INSTRUCTION
Collect each line holding the string "Control".

DATA LINES
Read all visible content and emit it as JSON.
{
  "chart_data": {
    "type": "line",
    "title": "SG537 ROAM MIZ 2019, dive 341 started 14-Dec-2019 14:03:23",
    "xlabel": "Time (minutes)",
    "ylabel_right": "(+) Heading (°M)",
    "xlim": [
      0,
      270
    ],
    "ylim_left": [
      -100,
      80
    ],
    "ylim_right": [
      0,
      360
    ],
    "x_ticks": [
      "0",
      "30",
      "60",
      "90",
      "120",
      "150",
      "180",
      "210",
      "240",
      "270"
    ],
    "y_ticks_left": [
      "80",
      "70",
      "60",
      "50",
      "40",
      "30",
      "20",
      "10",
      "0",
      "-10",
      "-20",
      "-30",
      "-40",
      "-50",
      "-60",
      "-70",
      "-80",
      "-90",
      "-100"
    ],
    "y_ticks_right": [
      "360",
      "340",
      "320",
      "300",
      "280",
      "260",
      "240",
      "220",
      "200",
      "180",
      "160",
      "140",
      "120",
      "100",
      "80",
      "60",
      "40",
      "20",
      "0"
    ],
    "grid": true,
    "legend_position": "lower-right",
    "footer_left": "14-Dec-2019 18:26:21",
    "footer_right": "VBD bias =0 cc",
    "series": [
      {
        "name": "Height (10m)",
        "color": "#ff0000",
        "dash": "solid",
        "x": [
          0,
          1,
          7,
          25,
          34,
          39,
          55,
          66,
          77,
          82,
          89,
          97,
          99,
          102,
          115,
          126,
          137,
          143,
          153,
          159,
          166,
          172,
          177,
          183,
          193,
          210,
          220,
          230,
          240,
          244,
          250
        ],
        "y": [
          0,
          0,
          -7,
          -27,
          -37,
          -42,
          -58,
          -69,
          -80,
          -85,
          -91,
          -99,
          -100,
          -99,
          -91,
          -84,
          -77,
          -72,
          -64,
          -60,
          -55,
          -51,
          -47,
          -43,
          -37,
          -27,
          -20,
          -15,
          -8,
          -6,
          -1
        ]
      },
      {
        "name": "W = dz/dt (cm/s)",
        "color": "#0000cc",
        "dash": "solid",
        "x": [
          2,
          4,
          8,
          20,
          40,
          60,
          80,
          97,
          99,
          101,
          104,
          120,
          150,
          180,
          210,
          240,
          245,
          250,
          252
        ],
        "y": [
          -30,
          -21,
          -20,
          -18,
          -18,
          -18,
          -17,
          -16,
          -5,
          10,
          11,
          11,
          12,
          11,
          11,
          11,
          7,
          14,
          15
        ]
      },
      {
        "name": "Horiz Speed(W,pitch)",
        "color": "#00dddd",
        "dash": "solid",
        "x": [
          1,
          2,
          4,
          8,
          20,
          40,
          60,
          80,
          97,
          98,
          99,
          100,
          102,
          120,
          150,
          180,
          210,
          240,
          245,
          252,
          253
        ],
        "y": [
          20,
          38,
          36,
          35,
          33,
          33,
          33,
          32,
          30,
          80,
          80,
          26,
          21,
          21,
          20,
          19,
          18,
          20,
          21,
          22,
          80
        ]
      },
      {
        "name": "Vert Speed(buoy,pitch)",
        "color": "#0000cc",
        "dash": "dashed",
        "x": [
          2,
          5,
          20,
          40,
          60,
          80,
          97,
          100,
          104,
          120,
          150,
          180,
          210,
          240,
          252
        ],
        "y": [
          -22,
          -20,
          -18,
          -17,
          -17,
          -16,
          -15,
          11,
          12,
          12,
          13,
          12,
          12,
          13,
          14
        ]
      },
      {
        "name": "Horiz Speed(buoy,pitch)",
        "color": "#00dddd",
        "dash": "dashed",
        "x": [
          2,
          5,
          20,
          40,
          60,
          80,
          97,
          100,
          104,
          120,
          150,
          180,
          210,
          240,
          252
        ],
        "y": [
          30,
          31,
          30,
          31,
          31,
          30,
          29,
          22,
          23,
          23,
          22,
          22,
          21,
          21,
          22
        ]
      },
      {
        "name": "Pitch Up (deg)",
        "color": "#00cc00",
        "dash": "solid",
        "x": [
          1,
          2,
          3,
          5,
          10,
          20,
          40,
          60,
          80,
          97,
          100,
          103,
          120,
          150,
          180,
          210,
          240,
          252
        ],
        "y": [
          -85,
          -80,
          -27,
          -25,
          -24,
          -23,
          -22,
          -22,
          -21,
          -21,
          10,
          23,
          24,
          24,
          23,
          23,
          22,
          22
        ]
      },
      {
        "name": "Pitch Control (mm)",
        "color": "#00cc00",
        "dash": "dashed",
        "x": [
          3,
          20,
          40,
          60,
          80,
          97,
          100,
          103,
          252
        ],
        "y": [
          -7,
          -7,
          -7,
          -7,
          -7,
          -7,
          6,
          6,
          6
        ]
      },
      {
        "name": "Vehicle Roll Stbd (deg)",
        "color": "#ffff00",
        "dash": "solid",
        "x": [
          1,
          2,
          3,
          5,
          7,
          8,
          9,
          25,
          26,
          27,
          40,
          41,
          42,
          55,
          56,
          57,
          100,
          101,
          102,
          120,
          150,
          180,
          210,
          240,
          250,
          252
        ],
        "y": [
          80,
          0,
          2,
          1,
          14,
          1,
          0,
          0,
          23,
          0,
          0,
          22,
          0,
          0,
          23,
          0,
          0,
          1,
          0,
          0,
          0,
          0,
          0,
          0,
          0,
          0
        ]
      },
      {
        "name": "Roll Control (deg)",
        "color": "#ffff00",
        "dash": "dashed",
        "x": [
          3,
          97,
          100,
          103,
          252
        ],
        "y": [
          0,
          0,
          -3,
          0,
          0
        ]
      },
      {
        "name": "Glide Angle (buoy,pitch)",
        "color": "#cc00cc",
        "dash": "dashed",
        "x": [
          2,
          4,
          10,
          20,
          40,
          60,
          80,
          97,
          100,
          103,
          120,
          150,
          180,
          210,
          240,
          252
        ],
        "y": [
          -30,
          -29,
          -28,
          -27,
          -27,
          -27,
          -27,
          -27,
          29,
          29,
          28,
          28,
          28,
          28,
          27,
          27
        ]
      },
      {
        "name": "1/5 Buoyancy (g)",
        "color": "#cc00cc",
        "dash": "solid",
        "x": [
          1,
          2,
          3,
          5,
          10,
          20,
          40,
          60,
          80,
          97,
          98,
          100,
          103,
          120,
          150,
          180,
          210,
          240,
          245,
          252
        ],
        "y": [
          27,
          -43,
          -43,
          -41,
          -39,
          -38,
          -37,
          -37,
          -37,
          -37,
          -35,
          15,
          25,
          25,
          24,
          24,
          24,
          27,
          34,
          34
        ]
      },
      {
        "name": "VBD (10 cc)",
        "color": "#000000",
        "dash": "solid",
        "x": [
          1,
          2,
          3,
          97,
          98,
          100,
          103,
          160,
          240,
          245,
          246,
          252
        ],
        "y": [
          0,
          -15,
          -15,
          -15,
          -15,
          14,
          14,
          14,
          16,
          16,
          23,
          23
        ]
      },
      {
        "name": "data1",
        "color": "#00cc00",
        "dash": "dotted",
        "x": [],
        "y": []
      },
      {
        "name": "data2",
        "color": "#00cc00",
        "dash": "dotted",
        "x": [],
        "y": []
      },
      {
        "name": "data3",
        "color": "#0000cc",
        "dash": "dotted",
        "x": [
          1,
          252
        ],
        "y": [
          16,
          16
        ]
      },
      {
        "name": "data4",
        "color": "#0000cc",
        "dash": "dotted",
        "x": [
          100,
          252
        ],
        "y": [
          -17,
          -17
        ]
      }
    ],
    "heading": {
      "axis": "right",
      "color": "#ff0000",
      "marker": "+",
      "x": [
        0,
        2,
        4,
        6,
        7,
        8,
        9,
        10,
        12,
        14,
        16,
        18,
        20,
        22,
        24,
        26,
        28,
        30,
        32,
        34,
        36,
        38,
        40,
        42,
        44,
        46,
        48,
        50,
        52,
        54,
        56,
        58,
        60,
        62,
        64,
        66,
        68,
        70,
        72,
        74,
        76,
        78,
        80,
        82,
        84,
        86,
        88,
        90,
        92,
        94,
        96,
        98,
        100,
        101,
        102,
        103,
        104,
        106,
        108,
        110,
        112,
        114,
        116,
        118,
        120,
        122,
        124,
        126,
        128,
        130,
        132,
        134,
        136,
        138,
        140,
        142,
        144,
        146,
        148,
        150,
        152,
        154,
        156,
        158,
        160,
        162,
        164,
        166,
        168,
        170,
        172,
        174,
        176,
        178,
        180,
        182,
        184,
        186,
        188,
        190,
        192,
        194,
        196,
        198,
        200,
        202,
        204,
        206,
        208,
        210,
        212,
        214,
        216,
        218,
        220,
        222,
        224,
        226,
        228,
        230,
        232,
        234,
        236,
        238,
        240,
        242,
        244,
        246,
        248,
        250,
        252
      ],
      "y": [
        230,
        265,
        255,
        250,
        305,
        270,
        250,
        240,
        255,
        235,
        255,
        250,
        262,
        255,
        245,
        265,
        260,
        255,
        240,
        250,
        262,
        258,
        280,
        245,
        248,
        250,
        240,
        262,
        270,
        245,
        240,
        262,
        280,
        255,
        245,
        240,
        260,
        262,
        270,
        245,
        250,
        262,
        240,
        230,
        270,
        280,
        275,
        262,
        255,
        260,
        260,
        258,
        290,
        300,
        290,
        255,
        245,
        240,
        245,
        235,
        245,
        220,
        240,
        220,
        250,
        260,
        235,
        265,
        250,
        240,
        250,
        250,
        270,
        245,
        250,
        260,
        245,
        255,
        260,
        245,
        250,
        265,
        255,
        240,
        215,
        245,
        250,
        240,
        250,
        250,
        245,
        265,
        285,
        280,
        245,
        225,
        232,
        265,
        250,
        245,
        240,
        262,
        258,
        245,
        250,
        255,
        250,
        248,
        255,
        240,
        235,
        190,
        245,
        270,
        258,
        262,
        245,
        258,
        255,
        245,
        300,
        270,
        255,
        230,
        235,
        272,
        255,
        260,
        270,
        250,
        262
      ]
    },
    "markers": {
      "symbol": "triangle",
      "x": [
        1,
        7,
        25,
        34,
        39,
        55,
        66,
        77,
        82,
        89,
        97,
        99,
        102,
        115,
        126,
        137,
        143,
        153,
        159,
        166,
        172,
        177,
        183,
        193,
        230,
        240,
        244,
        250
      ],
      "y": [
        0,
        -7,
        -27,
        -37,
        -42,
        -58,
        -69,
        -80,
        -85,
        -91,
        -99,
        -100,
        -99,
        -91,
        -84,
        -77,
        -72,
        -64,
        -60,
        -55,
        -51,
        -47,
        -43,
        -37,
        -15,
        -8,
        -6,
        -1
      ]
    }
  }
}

REPLY TO THE EXERCISE
        "name": "Pitch Control (mm)",
        "name": "Roll Control (deg)",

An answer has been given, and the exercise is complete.